> Instructions for the task
Search the listing below for the string "love" and copy every line where it occurs.

> Supplied records
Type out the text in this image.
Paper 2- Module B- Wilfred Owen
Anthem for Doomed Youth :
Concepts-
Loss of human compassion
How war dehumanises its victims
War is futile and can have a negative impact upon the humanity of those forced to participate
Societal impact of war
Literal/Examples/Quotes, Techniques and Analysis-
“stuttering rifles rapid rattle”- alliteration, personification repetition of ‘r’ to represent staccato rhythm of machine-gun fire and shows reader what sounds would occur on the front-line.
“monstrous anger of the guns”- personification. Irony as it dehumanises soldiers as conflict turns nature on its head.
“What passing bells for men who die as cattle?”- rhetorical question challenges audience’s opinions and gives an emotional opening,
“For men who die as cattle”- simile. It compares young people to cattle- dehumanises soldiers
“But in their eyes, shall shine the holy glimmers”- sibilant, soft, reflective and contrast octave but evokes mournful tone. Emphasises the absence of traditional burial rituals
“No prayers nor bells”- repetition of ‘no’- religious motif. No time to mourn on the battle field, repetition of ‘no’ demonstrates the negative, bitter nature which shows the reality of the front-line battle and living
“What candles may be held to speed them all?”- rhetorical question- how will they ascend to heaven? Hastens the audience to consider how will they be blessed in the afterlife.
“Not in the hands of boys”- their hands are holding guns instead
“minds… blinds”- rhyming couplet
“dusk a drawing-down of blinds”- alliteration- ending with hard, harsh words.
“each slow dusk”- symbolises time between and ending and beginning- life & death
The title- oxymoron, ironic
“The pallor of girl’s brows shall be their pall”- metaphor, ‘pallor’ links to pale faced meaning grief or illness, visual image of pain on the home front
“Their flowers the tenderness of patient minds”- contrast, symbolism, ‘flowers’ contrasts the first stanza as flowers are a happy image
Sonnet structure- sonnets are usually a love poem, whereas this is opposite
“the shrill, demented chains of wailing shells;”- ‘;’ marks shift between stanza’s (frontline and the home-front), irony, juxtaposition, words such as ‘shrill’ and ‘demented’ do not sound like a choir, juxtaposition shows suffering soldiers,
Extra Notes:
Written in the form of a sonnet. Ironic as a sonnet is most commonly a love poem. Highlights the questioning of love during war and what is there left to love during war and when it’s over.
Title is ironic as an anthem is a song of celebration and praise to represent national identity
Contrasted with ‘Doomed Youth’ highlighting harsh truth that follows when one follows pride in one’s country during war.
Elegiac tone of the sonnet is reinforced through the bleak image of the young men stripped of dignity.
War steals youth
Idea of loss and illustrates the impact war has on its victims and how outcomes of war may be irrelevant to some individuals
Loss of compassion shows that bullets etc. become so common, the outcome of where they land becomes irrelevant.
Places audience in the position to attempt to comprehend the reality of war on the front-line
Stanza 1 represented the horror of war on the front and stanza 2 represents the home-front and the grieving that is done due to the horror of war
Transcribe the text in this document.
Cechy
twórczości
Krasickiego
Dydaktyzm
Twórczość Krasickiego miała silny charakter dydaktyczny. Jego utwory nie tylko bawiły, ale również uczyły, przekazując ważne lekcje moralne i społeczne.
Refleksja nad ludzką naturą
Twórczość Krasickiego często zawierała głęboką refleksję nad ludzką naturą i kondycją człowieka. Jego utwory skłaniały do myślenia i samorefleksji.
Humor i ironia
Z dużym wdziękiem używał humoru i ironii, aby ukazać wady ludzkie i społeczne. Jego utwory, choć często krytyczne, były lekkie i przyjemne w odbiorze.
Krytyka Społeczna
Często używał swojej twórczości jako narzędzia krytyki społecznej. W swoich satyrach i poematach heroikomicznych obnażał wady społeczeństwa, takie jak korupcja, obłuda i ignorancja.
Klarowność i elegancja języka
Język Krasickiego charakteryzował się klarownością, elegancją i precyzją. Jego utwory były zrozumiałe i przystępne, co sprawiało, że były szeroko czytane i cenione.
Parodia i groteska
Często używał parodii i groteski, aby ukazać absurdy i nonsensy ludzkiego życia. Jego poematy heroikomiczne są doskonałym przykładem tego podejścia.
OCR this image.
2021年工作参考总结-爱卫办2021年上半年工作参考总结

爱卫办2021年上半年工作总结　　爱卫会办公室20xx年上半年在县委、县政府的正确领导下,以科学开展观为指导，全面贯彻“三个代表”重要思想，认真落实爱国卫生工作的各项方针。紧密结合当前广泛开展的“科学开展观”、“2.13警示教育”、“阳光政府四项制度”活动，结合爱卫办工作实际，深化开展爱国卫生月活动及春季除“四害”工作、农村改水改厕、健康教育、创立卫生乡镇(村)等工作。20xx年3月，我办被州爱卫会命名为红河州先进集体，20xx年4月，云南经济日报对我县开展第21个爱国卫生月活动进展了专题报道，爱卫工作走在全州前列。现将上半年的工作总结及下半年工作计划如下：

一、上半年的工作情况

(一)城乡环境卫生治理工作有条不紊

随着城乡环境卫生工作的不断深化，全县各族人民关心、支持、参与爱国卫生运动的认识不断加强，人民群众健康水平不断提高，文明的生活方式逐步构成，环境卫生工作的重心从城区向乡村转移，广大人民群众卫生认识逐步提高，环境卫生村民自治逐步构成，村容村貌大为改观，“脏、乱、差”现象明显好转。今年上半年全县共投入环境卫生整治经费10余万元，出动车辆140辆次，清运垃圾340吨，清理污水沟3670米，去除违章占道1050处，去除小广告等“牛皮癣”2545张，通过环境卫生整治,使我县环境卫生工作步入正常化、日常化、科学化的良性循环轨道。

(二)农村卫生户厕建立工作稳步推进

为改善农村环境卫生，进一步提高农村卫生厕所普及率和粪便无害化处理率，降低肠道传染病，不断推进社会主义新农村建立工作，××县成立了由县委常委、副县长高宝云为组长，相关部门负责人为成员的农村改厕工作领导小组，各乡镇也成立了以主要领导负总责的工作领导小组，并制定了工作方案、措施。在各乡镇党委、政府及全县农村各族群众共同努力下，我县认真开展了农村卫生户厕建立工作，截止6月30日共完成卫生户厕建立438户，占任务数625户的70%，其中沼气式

> Correct answer
Sonnet structure- sonnets are usually a love poem, whereas this is opposite
Written in the form of a sonnet. Ironic as a sonnet is most commonly a love poem. Highlights the questioning of love during war and what is there left to love during war and when it’s over.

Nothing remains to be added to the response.